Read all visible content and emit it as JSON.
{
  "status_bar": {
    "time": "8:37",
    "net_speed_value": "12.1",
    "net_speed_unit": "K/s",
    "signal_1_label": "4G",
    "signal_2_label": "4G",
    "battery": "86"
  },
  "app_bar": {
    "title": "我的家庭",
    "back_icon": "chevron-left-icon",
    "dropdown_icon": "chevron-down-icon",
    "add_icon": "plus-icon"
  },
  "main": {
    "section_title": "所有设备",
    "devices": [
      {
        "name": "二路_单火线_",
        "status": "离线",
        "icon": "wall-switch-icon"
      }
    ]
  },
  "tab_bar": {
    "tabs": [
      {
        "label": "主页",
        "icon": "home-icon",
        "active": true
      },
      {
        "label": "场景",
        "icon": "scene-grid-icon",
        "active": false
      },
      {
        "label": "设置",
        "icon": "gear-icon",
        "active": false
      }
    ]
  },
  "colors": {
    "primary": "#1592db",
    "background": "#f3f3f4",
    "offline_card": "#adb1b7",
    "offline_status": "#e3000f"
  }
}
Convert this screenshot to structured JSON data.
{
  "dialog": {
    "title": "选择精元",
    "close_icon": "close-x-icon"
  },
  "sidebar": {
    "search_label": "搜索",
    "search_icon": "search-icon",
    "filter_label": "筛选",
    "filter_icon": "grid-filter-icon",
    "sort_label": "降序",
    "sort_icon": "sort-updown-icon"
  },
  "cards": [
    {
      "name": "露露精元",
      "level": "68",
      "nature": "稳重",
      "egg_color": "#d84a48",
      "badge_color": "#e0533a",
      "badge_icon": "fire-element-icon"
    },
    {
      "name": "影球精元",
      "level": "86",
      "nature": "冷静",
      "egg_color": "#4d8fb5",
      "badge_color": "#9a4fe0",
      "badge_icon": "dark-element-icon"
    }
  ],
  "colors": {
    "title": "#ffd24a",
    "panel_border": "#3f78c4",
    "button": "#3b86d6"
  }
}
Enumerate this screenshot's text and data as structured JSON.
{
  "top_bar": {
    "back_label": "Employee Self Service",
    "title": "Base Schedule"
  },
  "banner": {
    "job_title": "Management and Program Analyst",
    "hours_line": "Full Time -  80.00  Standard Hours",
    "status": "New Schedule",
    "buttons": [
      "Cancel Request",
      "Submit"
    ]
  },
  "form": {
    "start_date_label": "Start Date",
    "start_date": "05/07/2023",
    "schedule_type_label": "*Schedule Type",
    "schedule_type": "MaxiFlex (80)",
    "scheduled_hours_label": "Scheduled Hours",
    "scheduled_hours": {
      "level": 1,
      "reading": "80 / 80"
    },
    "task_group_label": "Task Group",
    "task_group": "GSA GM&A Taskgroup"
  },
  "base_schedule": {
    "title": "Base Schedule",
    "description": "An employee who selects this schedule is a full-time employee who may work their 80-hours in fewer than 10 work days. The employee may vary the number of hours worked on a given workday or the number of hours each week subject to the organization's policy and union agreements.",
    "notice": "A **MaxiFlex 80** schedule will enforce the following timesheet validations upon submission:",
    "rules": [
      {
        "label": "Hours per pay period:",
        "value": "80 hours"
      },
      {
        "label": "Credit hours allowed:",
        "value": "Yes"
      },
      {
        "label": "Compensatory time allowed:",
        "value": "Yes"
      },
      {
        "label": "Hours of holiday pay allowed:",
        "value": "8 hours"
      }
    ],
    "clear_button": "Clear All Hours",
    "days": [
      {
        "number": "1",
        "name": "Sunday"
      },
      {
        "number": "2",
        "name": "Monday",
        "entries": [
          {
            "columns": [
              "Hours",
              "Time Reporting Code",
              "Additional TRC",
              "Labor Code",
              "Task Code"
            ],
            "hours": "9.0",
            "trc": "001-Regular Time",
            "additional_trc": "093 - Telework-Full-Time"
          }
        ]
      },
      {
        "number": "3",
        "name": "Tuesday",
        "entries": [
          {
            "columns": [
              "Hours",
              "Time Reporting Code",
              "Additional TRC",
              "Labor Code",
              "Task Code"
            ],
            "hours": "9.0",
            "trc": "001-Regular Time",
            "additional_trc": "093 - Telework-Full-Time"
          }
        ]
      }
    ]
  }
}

Aim of the exercise ▸ Type the material above out again, exactly.

Worked solution ▸
Read all visible content and emit it as JSON.
{
  "status_bar": {
    "time": "8:37",
    "net_speed_value": "12.1",
    "net_speed_unit": "K/s",
    "signal_1_label": "4G",
    "signal_2_label": "4G",
    "battery": "86"
  },
  "app_bar": {
    "title": "我的家庭",
    "back_icon": "chevron-left-icon",
    "dropdown_icon": "chevron-down-icon",
    "add_icon": "plus-icon"
  },
  "main": {
    "section_title": "所有设备",
    "devices": [
      {
        "name": "二路_单火线_",
        "status": "离线",
        "icon": "wall-switch-icon"
      }
    ]
  },
  "tab_bar": {
    "tabs": [
      {
        "label": "主页",
        "icon": "home-icon",
        "active": true
      },
      {
        "label": "场景",
        "icon": "scene-grid-icon",
        "active": false
      },
      {
        "label": "设置",
        "icon": "gear-icon",
        "active": false
      }
    ]
  },
  "colors": {
    "primary": "#1592db",
    "background": "#f3f3f4",
    "offline_card": "#adb1b7",
    "offline_status": "#e3000f"
  }
}
Convert this screenshot to structured JSON data.
{
  "dialog": {
    "title": "选择精元",
    "close_icon": "close-x-icon"
  },
  "sidebar": {
    "search_label": "搜索",
    "search_icon": "search-icon",
    "filter_label": "筛选",
    "filter_icon": "grid-filter-icon",
    "sort_label": "降序",
    "sort_icon": "sort-updown-icon"
  },
  "cards": [
    {
      "name": "露露精元",
      "level": "68",
      "nature": "稳重",
      "egg_color": "#d84a48",
      "badge_color": "#e0533a",
      "badge_icon": "fire-element-icon"
    },
    {
      "name": "影球精元",
      "level": "86",
      "nature": "冷静",
      "egg_color": "#4d8fb5",
      "badge_color": "#9a4fe0",
      "badge_icon": "dark-element-icon"
    }
  ],
  "colors": {
    "title": "#ffd24a",
    "panel_border": "#3f78c4",
    "button": "#3b86d6"
  }
}
Enumerate this screenshot's text and data as structured JSON.
{
  "top_bar": {
    "back_label": "Employee Self Service",
    "title": "Base Schedule"
  },
  "banner": {
    "job_title": "Management and Program Analyst",
    "hours_line": "Full Time -  80.00  Standard Hours",
    "status": "New Schedule",
    "buttons": [
      "Cancel Request",
      "Submit"
    ]
  },
  "form": {
    "start_date_label": "Start Date",
    "start_date": "05/07/2023",
    "schedule_type_label": "*Schedule Type",
    "schedule_type": "MaxiFlex (80)",
    "scheduled_hours_label": "Scheduled Hours",
    "scheduled_hours": {
      "level": 1,
      "reading": "80 / 80"
    },
    "task_group_label": "Task Group",
    "task_group": "GSA GM&A Taskgroup"
  },
  "base_schedule": {
    "title": "Base Schedule",
    "description": "An employee who selects this schedule is a full-time employee who may work their 80-hours in fewer than 10 work days. The employee may vary the number of hours worked on a given workday or the number of hours each week subject to the organization's policy and union agreements.",
    "notice": "A **MaxiFlex 80** schedule will enforce the following timesheet validations upon submission:",
    "rules": [
      {
        "label": "Hours per pay period:",
        "value": "80 hours"
      },
      {
        "label": "Credit hours allowed:",
        "value": "Yes"
      },
      {
        "label": "Compensatory time allowed:",
        "value": "Yes"
      },
      {
        "label": "Hours of holiday pay allowed:",
        "value": "8 hours"
      }
    ],
    "clear_button": "Clear All Hours",
    "days": [
      {
        "number": "1",
        "name": "Sunday"
      },
      {
        "number": "2",
        "name": "Monday",
        "entries": [
          {
            "columns": [
              "Hours",
              "Time Reporting Code",
              "Additional TRC",
              "Labor Code",
              "Task Code"
            ],
            "hours": "9.0",
            "trc": "001-Regular Time",
            "additional_trc": "093 - Telework-Full-Time"
          }
        ]
      },
      {
        "number": "3",
        "name": "Tuesday",
        "entries": [
          {
            "columns": [
              "Hours",
              "Time Reporting Code",
              "Additional TRC",
              "Labor Code",
              "Task Code"
            ],
            "hours": "9.0",
            "trc": "001-Regular Time",
            "additional_trc": "093 - Telework-Full-Time"
          }
        ]
      }
    ]
  }
}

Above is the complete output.